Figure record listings

#####

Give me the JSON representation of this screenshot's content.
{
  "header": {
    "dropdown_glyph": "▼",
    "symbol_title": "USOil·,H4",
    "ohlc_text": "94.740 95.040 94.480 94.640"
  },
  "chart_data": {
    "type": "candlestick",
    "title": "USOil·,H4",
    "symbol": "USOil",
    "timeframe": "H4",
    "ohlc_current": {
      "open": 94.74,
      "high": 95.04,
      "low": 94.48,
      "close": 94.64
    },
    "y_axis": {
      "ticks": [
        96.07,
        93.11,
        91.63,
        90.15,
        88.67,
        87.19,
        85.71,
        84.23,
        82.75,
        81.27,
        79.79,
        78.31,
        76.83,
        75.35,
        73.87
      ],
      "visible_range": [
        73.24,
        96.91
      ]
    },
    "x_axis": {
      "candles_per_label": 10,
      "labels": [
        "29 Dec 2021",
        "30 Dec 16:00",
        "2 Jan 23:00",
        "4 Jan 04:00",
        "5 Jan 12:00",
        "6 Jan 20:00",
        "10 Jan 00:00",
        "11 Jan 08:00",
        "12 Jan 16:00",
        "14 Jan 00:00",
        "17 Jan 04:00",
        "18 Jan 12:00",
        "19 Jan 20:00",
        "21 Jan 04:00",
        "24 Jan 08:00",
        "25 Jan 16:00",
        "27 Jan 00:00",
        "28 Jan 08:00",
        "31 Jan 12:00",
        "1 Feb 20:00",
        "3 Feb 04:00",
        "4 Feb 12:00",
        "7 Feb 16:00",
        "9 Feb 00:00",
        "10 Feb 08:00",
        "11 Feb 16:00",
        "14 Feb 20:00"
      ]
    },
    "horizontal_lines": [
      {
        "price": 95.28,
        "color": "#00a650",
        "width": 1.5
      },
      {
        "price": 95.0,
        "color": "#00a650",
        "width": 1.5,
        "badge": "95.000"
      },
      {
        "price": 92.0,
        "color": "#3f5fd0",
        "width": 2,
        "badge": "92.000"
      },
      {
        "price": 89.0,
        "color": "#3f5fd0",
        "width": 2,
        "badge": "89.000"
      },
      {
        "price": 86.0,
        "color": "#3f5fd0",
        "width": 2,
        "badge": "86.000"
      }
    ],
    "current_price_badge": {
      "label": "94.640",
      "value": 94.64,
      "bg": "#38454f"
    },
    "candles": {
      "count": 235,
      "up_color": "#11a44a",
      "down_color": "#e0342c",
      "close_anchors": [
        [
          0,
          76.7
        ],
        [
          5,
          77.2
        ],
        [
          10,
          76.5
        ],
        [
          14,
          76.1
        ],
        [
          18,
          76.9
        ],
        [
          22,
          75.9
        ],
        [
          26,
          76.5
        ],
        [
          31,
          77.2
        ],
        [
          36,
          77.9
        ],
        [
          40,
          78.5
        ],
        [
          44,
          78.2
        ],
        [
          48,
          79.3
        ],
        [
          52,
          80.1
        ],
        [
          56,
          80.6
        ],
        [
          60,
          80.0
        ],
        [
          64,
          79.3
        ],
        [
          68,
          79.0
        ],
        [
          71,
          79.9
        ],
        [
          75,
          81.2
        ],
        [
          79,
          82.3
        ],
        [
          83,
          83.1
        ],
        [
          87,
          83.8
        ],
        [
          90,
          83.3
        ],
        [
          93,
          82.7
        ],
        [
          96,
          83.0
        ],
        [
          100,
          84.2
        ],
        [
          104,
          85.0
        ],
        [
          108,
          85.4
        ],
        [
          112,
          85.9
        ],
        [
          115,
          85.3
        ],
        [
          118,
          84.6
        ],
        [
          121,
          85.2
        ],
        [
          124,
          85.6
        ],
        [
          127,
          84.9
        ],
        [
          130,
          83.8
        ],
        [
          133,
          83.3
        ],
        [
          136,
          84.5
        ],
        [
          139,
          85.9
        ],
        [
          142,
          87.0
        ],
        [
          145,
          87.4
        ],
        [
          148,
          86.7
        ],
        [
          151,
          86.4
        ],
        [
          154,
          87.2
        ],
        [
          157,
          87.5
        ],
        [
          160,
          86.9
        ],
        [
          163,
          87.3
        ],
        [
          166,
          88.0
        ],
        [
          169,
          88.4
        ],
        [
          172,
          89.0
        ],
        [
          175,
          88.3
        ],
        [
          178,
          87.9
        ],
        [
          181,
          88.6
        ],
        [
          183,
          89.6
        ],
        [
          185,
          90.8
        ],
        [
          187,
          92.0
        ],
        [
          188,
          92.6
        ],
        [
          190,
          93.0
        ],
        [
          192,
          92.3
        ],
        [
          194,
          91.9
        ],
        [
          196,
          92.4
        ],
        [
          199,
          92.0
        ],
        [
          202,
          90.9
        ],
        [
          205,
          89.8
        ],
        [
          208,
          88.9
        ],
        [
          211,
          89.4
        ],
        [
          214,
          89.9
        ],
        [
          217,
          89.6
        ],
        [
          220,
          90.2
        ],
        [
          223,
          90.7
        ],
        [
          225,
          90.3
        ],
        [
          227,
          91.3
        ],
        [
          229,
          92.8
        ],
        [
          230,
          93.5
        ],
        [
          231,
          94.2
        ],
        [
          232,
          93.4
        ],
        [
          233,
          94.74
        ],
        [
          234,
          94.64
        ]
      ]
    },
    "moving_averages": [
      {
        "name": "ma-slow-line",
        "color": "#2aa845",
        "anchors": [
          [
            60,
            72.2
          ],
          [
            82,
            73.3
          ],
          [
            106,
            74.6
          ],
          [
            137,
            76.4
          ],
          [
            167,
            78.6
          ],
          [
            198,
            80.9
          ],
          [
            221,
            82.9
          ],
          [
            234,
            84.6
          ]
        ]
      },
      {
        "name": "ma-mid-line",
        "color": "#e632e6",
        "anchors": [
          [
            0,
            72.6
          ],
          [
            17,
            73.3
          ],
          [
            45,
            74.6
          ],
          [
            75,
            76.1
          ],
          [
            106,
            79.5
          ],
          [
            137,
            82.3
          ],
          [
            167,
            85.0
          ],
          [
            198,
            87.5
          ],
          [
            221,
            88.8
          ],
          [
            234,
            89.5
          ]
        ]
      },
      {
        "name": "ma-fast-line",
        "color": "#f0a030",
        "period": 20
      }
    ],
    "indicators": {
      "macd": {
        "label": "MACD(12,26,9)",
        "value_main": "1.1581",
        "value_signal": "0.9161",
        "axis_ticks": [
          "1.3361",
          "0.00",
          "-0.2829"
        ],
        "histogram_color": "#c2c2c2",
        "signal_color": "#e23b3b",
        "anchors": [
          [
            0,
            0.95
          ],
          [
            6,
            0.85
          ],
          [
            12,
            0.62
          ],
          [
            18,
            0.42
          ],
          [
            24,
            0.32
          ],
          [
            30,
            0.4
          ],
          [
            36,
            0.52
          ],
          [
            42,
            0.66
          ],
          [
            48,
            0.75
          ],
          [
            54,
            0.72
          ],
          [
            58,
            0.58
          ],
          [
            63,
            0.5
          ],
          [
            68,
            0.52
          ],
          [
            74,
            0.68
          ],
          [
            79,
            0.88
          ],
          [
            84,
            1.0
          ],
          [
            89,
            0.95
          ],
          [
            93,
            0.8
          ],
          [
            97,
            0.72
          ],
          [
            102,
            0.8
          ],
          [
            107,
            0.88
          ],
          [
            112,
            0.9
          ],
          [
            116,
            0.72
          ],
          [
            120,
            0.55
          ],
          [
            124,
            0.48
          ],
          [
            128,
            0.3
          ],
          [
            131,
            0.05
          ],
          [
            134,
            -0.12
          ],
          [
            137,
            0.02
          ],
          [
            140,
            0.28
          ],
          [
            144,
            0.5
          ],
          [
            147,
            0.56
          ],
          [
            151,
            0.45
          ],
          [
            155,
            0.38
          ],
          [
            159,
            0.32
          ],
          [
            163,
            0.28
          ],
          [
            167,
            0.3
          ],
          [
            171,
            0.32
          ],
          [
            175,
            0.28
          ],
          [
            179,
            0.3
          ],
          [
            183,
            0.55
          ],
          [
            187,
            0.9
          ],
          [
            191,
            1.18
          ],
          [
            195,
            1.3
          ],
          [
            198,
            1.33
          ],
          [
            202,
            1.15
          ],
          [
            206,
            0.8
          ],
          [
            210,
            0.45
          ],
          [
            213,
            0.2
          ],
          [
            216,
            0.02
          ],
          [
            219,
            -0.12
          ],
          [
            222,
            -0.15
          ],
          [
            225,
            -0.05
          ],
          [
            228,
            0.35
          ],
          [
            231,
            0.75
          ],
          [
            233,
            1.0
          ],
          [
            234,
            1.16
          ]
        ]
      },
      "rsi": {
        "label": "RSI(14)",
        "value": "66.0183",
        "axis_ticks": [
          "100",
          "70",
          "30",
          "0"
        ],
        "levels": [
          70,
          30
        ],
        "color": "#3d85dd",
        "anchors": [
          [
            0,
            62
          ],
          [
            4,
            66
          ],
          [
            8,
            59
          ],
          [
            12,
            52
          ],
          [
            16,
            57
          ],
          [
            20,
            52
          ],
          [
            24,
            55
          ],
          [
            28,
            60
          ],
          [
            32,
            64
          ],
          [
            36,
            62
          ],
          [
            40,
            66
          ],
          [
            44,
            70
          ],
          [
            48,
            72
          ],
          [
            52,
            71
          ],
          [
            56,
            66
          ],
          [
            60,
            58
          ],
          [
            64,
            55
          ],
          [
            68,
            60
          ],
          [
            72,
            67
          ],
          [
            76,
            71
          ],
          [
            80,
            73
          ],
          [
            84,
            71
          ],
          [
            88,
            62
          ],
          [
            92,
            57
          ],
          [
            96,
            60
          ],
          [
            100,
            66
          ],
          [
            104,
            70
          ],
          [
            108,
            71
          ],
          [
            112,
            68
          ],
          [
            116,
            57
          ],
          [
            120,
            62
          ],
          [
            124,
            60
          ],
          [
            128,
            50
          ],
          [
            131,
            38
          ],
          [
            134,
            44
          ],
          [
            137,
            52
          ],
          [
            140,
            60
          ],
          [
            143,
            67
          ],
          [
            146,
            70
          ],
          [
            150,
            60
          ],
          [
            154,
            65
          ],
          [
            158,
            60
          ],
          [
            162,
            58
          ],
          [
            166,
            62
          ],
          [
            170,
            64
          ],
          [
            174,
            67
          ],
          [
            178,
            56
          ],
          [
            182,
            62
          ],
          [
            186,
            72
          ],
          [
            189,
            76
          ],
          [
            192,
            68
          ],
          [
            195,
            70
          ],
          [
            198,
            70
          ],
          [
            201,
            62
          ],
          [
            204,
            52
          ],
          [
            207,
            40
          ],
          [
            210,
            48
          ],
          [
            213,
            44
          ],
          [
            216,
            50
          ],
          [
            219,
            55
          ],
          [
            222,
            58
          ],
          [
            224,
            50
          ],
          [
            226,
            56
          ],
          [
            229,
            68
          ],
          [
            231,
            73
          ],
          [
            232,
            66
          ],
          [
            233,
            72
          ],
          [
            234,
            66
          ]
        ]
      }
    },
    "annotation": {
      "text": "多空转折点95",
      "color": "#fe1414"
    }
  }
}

#####

Exercise objective: Report how many lines in the listing include the word "USOil". Give nothing but the count.

Exercise solution: 3